THE PROBLEM: Pull each line holding "anime" out of the entries below.
[start RAW RECORDS]
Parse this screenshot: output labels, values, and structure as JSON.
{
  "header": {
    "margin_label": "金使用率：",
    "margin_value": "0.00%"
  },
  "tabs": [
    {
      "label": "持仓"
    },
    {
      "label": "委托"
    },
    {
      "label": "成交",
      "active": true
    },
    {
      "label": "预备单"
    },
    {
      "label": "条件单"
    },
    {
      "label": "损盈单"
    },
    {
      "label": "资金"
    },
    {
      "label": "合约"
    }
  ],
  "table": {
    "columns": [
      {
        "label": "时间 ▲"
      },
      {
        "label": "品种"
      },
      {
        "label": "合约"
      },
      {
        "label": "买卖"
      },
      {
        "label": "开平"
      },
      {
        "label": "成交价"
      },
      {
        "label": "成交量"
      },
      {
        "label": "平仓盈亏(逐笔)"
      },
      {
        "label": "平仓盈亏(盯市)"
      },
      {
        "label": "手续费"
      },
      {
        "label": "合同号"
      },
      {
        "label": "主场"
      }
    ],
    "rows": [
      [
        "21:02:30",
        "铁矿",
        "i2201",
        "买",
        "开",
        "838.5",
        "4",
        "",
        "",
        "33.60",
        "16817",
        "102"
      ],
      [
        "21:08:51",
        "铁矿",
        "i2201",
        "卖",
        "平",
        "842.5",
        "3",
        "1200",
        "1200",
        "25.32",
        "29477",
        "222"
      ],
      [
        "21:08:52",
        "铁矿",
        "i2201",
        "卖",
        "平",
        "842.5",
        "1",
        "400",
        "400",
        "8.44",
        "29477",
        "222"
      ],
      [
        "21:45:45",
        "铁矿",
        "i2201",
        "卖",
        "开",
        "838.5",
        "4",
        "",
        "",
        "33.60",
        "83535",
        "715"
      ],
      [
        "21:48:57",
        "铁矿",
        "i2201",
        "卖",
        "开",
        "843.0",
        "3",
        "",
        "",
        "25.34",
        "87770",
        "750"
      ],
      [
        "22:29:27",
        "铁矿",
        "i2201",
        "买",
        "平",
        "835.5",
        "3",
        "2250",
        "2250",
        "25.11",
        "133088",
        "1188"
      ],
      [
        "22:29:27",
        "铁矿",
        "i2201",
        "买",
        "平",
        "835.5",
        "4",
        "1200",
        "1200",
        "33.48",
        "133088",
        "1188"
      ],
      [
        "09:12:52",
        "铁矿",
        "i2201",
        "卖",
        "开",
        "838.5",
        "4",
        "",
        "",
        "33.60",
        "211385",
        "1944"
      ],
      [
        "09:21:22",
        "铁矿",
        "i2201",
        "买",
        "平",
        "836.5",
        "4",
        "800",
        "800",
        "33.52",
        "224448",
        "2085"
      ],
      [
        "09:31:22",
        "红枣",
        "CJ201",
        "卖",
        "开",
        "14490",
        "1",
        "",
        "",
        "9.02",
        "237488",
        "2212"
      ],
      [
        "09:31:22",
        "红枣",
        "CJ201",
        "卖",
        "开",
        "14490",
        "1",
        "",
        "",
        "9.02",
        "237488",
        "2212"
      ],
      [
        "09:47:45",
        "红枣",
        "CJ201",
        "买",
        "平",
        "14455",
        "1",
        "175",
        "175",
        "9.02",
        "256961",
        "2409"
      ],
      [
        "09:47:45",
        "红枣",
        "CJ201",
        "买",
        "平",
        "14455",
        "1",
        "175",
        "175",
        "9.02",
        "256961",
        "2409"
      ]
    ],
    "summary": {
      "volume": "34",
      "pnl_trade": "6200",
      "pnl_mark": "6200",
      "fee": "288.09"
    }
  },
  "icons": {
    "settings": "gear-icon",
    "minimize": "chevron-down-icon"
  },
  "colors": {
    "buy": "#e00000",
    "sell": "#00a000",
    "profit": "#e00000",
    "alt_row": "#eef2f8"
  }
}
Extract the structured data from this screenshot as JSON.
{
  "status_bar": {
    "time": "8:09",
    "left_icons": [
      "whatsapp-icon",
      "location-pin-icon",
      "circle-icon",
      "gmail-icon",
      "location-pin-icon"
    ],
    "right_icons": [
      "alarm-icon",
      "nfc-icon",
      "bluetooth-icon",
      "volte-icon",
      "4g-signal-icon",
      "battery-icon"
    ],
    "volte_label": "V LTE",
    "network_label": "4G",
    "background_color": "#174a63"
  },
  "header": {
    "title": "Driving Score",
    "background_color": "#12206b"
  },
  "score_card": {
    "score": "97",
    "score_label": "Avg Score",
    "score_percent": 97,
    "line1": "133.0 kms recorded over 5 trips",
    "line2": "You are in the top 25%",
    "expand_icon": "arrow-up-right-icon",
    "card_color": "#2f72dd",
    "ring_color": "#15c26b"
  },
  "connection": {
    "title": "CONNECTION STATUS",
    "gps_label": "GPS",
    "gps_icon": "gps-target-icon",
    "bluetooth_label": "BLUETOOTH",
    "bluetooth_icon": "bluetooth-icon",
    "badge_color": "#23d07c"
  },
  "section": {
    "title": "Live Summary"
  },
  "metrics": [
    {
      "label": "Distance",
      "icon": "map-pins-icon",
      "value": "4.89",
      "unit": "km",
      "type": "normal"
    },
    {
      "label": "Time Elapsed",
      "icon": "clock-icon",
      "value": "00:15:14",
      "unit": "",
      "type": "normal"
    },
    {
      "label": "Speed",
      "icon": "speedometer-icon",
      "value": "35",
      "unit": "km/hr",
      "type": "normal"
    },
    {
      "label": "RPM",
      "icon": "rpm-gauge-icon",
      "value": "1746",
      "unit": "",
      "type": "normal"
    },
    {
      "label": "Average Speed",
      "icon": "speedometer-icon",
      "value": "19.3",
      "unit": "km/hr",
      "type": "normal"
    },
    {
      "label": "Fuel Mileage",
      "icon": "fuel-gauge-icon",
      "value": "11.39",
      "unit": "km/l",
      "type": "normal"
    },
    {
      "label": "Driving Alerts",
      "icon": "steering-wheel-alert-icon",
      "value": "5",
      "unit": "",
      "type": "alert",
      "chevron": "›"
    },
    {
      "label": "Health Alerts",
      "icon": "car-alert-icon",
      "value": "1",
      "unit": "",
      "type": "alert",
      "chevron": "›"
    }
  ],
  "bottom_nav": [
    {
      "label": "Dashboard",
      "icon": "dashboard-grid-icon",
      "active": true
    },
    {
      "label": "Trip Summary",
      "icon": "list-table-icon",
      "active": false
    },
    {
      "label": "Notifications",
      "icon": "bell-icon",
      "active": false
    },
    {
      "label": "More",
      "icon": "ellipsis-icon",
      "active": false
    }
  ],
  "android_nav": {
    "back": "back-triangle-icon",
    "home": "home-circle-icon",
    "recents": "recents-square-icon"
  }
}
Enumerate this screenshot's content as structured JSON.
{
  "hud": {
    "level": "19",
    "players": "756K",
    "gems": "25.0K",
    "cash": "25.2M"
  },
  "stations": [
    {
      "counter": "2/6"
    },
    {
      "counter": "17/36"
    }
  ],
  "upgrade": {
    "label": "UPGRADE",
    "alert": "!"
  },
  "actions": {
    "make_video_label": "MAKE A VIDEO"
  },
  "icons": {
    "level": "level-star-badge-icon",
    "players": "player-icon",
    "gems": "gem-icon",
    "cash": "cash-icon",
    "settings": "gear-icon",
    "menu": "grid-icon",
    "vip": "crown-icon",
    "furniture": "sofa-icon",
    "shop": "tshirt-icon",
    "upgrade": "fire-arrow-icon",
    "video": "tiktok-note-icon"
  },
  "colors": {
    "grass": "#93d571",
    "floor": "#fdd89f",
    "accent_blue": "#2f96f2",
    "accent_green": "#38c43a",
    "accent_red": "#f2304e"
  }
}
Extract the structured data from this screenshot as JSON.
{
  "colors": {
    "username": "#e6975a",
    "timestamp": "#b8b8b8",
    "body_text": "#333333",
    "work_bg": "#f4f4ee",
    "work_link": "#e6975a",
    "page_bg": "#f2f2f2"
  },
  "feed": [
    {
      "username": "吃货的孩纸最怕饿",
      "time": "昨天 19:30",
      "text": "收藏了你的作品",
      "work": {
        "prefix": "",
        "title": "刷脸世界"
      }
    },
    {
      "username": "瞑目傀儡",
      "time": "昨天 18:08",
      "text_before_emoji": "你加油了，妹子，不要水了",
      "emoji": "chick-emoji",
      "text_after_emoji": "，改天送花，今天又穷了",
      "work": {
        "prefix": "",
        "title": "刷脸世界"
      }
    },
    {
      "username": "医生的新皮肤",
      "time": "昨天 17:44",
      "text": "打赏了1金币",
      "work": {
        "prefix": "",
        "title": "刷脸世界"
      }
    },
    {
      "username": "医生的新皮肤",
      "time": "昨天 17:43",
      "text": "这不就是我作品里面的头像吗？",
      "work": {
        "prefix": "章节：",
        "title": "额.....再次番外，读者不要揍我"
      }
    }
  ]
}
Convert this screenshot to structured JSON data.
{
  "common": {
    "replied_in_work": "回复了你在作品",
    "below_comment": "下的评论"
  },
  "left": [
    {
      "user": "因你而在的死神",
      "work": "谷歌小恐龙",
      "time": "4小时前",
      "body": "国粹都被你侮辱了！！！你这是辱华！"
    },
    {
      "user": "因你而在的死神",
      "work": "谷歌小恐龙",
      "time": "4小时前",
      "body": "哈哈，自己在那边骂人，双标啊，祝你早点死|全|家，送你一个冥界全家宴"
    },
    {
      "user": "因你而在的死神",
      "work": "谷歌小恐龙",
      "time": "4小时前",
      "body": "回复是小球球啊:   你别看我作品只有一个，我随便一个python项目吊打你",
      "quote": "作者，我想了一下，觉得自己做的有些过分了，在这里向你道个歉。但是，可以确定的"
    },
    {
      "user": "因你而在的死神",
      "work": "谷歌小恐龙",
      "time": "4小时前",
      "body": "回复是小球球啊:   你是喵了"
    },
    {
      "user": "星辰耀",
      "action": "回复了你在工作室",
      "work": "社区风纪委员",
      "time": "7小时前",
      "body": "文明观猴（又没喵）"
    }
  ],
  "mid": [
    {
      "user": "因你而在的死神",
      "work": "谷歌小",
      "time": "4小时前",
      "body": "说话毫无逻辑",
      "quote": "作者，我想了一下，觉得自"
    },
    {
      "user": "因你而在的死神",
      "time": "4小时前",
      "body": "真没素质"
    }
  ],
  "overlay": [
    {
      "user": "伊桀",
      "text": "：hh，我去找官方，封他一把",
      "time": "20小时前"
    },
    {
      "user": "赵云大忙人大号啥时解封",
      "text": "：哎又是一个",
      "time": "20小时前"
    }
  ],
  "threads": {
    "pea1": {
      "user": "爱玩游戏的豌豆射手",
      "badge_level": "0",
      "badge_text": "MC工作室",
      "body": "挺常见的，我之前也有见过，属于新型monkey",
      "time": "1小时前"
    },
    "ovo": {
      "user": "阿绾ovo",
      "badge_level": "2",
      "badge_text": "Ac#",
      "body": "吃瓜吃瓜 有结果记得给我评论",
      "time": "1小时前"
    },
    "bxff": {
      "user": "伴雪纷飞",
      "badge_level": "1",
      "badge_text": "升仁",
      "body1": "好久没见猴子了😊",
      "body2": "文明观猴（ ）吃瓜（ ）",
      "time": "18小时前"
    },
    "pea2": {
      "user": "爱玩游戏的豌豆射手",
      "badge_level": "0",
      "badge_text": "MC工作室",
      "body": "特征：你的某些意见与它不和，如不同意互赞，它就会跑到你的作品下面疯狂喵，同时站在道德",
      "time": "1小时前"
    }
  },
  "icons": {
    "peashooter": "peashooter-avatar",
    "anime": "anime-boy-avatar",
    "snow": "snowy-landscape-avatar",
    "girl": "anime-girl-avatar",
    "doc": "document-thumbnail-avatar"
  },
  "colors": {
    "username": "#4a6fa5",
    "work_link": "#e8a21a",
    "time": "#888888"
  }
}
[end RAW RECORDS]
RESPONSE:
    "anime": "anime-boy-avatar",
    "girl": "anime-girl-avatar",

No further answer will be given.